Assigned task: Output the listing below verbatim, but drop the images.

Exercise inputs:
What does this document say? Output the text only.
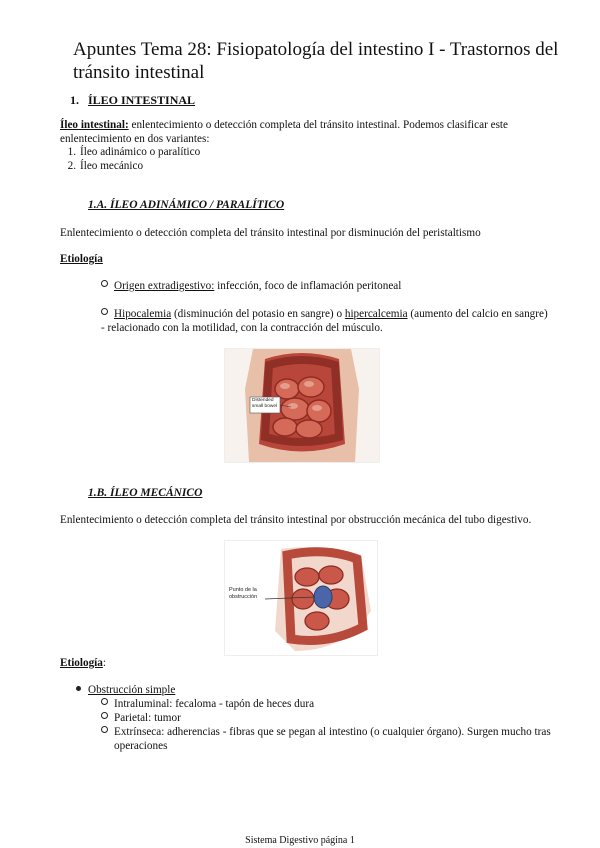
Apuntes Tema 28: Fisiopatología del intestino I - Trastornos del tránsito intestinal
1. ÍLEO INTESTINAL
Íleo intestinal: enlentecimiento o detección completa del tránsito intestinal. Podemos clasificar este enlentecimiento en dos variantes:
1. Íleo adinámico o paralítico
2. Íleo mecánico
1.A. ÍLEO ADINÁMICO / PARALÍTICO
Enlentecimiento o detección completa del tránsito intestinal por disminución del peristaltismo
Etiología
Origen extradigestivo: infección, foco de inflamación peritoneal
Hipocalemia (disminución del potasio en sangre) o hipercalcemia (aumento del calcio en sangre) - relacionado con la motilidad, con la contracción del músculo.
Distended small bowel
1.B. ÍLEO MECÁNICO
Enlentecimiento o detección completa del tránsito intestinal por obstrucción mecánica del tubo digestivo.
Punto de la obstrucción
Etiología:
Obstrucción simple
Intraluminal: fecaloma - tapón de heces dura
Parietal: tumor
Extrínseca: adherencias - fibras que se pegan al intestino (o cualquier órgano). Surgen mucho tras operaciones
Sistema Digestivo página 1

The completed task:
What does this document say? Output the text only.
Apuntes Tema 28: Fisiopatología del intestino I - Trastornos del tránsito intestinal
1. ÍLEO INTESTINAL
Íleo intestinal: enlentecimiento o detección completa del tránsito intestinal. Podemos clasificar este enlentecimiento en dos variantes:
1. Íleo adinámico o paralítico
2. Íleo mecánico
1.A. ÍLEO ADINÁMICO / PARALÍTICO
Enlentecimiento o detección completa del tránsito intestinal por disminución del peristaltismo
Etiología
Origen extradigestivo: infección, foco de inflamación peritoneal
Hipocalemia (disminución del potasio en sangre) o hipercalcemia (aumento del calcio en sangre) - relacionado con la motilidad, con la contracción del músculo.
Distended small bowel
1.B. ÍLEO MECÁNICO
Enlentecimiento o detección completa del tránsito intestinal por obstrucción mecánica del tubo digestivo.
Punto de la obstrucción
Etiología:
Obstrucción simple
Intraluminal: fecaloma - tapón de heces dura
Parietal: tumor
Extrínseca: adherencias - fibras que se pegan al intestino (o cualquier órgano). Surgen mucho tras operaciones
Sistema Digestivo página 1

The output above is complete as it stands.